(Data entries for graphics)
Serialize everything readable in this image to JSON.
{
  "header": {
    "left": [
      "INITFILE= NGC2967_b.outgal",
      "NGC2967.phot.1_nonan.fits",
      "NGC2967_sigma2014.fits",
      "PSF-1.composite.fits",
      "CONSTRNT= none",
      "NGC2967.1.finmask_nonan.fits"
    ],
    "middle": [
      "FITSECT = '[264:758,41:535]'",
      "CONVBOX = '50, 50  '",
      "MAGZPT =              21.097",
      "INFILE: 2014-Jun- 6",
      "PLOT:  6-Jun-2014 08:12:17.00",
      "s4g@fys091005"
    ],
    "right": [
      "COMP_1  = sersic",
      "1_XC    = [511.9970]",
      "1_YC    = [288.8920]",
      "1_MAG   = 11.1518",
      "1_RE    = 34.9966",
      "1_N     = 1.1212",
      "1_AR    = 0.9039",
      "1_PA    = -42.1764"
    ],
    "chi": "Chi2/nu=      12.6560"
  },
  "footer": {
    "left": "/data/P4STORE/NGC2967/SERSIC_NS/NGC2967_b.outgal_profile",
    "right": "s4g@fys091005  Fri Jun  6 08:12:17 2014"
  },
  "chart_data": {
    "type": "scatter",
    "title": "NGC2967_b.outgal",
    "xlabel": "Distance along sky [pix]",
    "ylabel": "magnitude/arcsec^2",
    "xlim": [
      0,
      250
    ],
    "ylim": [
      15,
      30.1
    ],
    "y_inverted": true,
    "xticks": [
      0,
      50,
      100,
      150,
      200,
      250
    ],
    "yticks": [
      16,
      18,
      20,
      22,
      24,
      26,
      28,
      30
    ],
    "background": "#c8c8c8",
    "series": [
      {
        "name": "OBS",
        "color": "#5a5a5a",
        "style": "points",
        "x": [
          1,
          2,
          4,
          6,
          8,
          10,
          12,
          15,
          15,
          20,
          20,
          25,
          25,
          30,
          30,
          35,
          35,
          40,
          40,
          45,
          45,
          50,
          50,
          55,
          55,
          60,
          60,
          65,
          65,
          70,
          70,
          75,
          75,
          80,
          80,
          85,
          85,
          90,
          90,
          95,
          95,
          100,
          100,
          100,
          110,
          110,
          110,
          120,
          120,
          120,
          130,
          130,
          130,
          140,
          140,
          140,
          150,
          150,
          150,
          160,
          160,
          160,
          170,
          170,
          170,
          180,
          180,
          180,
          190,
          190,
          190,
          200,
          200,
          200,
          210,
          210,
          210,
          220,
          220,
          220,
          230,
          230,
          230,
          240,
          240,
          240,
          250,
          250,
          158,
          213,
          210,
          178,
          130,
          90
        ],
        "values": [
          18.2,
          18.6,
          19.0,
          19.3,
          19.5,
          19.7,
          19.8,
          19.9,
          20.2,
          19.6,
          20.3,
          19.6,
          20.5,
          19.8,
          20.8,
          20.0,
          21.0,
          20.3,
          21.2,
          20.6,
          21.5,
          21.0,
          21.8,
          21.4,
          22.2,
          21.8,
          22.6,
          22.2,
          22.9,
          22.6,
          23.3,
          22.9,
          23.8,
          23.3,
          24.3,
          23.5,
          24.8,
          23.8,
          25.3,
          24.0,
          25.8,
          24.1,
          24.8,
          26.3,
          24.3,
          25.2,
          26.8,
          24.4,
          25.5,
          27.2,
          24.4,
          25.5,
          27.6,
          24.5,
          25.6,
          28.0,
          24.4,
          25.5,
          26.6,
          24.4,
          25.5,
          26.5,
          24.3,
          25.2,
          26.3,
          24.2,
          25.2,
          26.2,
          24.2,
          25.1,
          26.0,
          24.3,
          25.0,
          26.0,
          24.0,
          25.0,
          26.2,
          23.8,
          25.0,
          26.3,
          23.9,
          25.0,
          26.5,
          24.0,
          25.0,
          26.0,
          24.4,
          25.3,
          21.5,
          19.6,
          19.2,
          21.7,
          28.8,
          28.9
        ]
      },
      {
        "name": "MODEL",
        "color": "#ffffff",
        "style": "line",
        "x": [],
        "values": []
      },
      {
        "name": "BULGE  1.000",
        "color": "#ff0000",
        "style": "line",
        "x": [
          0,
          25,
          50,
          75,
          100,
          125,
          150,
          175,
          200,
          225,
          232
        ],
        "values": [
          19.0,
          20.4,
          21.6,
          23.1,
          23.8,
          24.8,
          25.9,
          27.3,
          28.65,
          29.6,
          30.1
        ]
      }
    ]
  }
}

TASK OBJECTIVE | Reproduce every record above exactly as it appears.

TASK RESULT |
Serialize everything readable in this image to JSON.
{
  "header": {
    "left": [
      "INITFILE= NGC2967_b.outgal",
      "NGC2967.phot.1_nonan.fits",
      "NGC2967_sigma2014.fits",
      "PSF-1.composite.fits",
      "CONSTRNT= none",
      "NGC2967.1.finmask_nonan.fits"
    ],
    "middle": [
      "FITSECT = '[264:758,41:535]'",
      "CONVBOX = '50, 50  '",
      "MAGZPT =              21.097",
      "INFILE: 2014-Jun- 6",
      "PLOT:  6-Jun-2014 08:12:17.00",
      "s4g@fys091005"
    ],
    "right": [
      "COMP_1  = sersic",
      "1_XC    = [511.9970]",
      "1_YC    = [288.8920]",
      "1_MAG   = 11.1518",
      "1_RE    = 34.9966",
      "1_N     = 1.1212",
      "1_AR    = 0.9039",
      "1_PA    = -42.1764"
    ],
    "chi": "Chi2/nu=      12.6560"
  },
  "footer": {
    "left": "/data/P4STORE/NGC2967/SERSIC_NS/NGC2967_b.outgal_profile",
    "right": "s4g@fys091005  Fri Jun  6 08:12:17 2014"
  },
  "chart_data": {
    "type": "scatter",
    "title": "NGC2967_b.outgal",
    "xlabel": "Distance along sky [pix]",
    "ylabel": "magnitude/arcsec^2",
    "xlim": [
      0,
      250
    ],
    "ylim": [
      15,
      30.1
    ],
    "y_inverted": true,
    "xticks": [
      0,
      50,
      100,
      150,
      200,
      250
    ],
    "yticks": [
      16,
      18,
      20,
      22,
      24,
      26,
      28,
      30
    ],
    "background": "#c8c8c8",
    "series": [
      {
        "name": "OBS",
        "color": "#5a5a5a",
        "style": "points",
        "x": [
          1,
          2,
          4,
          6,
          8,
          10,
          12,
          15,
          15,
          20,
          20,
          25,
          25,
          30,
          30,
          35,
          35,
          40,
          40,
          45,
          45,
          50,
          50,
          55,
          55,
          60,
          60,
          65,
          65,
          70,
          70,
          75,
          75,
          80,
          80,
          85,
          85,
          90,
          90,
          95,
          95,
          100,
          100,
          100,
          110,
          110,
          110,
          120,
          120,
          120,
          130,
          130,
          130,
          140,
          140,
          140,
          150,
          150,
          150,
          160,
          160,
          160,
          170,
          170,
          170,
          180,
          180,
          180,
          190,
          190,
          190,
          200,
          200,
          200,
          210,
          210,
          210,
          220,
          220,
          220,
          230,
          230,
          230,
          240,
          240,
          240,
          250,
          250,
          158,
          213,
          210,
          178,
          130,
          90
        ],
        "values": [
          18.2,
          18.6,
          19.0,
          19.3,
          19.5,
          19.7,
          19.8,
          19.9,
          20.2,
          19.6,
          20.3,
          19.6,
          20.5,
          19.8,
          20.8,
          20.0,
          21.0,
          20.3,
          21.2,
          20.6,
          21.5,
          21.0,
          21.8,
          21.4,
          22.2,
          21.8,
          22.6,
          22.2,
          22.9,
          22.6,
          23.3,
          22.9,
          23.8,
          23.3,
          24.3,
          23.5,
          24.8,
          23.8,
          25.3,
          24.0,
          25.8,
          24.1,
          24.8,
          26.3,
          24.3,
          25.2,
          26.8,
          24.4,
          25.5,
          27.2,
          24.4,
          25.5,
          27.6,
          24.5,
          25.6,
          28.0,
          24.4,
          25.5,
          26.6,
          24.4,
          25.5,
          26.5,
          24.3,
          25.2,
          26.3,
          24.2,
          25.2,
          26.2,
          24.2,
          25.1,
          26.0,
          24.3,
          25.0,
          26.0,
          24.0,
          25.0,
          26.2,
          23.8,
          25.0,
          26.3,
          23.9,
          25.0,
          26.5,
          24.0,
          25.0,
          26.0,
          24.4,
          25.3,
          21.5,
          19.6,
          19.2,
          21.7,
          28.8,
          28.9
        ]
      },
      {
        "name": "MODEL",
        "color": "#ffffff",
        "style": "line",
        "x": [],
        "values": []
      },
      {
        "name": "BULGE  1.000",
        "color": "#ff0000",
        "style": "line",
        "x": [
          0,
          25,
          50,
          75,
          100,
          125,
          150,
          175,
          200,
          225,
          232
        ],
        "values": [
          19.0,
          20.4,
          21.6,
          23.1,
          23.8,
          24.8,
          25.9,
          27.3,
          28.65,
          29.6,
          30.1
        ]
      }
    ]
  }
}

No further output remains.